Exercise
Using the records below, report how many lines hold "unknown", with no extra text.

Stored data
──────────

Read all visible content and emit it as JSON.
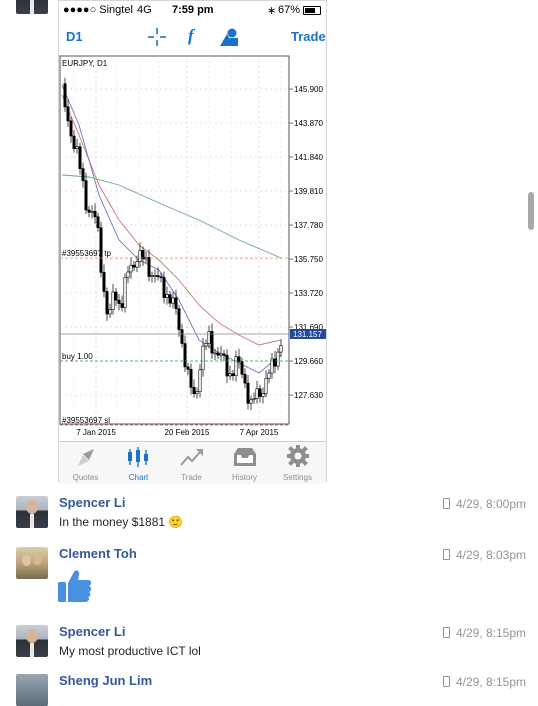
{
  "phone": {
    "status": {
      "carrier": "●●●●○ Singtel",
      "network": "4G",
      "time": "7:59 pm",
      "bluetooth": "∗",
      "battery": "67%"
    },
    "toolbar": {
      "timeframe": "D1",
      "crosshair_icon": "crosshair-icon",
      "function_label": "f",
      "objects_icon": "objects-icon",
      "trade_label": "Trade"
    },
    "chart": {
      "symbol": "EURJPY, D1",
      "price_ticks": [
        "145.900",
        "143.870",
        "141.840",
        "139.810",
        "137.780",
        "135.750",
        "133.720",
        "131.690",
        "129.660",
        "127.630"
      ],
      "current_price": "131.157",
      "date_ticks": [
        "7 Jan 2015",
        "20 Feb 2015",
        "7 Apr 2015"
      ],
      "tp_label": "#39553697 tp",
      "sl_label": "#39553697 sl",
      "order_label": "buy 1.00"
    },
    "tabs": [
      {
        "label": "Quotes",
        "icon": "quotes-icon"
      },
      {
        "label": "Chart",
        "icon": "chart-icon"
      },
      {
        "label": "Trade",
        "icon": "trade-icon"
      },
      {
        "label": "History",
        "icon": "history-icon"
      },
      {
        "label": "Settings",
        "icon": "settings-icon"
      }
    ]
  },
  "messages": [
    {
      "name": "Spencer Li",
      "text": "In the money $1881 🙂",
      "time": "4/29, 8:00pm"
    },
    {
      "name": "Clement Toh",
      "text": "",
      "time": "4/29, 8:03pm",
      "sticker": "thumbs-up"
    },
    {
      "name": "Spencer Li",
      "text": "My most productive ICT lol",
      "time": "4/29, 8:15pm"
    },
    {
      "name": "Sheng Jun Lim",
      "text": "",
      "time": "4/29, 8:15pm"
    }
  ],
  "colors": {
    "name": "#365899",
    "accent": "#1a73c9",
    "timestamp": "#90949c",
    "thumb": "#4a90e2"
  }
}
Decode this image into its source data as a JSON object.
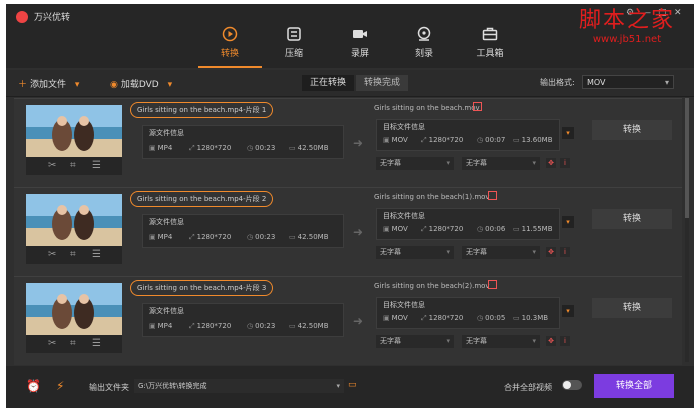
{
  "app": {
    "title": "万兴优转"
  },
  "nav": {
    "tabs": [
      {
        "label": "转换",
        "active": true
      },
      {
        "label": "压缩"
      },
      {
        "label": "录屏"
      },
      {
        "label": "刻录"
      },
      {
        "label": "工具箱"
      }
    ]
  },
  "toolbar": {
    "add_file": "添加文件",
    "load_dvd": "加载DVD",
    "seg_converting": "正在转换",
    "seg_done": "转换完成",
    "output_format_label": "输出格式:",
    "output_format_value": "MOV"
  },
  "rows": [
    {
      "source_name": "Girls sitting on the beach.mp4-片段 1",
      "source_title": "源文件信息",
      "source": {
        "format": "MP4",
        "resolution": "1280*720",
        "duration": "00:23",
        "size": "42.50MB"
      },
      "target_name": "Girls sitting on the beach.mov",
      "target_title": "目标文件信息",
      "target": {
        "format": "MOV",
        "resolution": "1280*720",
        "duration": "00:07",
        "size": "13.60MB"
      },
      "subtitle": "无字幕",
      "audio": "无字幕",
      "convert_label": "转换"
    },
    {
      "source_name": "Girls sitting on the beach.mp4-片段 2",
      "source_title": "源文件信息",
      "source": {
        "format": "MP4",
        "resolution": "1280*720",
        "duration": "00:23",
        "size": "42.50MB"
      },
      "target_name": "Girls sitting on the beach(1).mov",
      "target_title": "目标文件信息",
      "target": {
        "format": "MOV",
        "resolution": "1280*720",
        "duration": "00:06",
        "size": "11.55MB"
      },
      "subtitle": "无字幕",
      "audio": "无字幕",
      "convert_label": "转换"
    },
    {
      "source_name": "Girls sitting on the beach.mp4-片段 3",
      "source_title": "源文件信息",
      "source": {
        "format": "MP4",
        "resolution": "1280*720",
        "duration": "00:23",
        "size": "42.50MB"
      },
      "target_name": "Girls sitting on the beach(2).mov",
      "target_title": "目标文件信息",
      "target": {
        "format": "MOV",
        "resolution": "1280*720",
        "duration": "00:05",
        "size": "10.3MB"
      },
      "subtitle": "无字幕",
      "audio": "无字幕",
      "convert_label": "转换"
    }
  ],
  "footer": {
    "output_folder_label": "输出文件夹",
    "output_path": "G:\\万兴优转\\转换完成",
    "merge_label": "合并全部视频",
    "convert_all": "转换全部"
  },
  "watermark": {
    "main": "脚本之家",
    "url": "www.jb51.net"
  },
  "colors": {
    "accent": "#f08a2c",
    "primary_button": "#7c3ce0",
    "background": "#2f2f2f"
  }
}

──────────

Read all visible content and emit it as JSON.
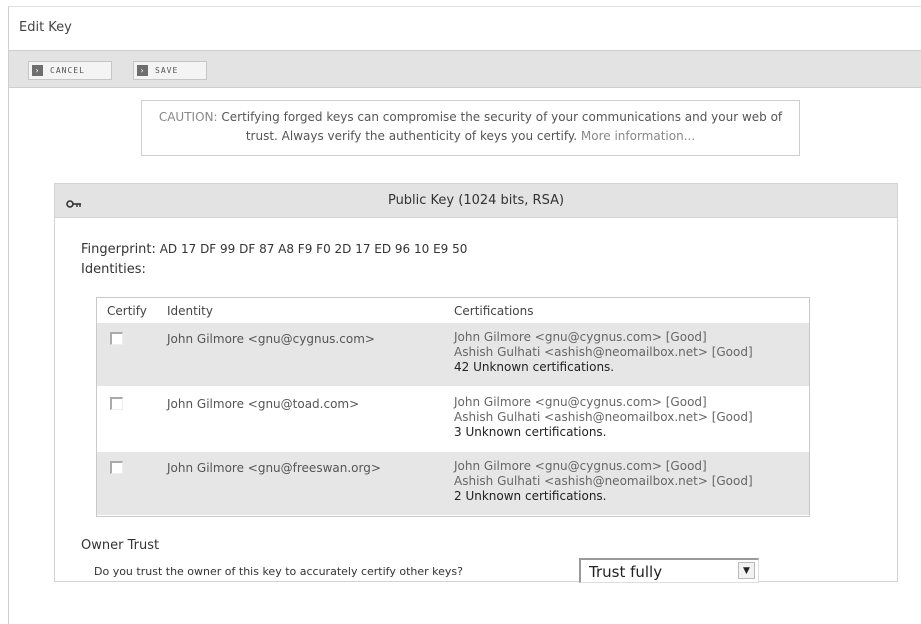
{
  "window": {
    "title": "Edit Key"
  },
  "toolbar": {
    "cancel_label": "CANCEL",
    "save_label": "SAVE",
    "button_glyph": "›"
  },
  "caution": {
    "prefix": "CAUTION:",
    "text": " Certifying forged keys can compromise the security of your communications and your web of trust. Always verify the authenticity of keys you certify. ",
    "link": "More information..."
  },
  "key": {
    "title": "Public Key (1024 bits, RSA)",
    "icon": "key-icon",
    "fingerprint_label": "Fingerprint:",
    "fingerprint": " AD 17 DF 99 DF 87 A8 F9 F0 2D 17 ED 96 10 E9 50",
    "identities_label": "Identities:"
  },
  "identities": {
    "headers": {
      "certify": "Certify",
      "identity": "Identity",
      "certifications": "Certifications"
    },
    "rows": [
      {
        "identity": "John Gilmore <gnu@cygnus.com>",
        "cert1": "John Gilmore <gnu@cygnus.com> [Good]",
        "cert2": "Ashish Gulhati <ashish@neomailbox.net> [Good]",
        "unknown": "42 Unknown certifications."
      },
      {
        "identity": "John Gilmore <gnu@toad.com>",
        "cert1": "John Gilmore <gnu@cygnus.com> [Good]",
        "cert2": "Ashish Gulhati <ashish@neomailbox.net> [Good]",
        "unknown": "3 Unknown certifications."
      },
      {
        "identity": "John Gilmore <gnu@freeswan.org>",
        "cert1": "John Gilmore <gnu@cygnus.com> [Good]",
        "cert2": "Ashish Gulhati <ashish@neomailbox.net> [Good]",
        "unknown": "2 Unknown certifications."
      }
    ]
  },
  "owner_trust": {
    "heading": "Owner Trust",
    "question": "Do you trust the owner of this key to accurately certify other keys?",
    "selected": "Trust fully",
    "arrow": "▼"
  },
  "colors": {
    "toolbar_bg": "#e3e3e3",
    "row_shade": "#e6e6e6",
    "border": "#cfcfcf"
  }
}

──────────

Full solution
3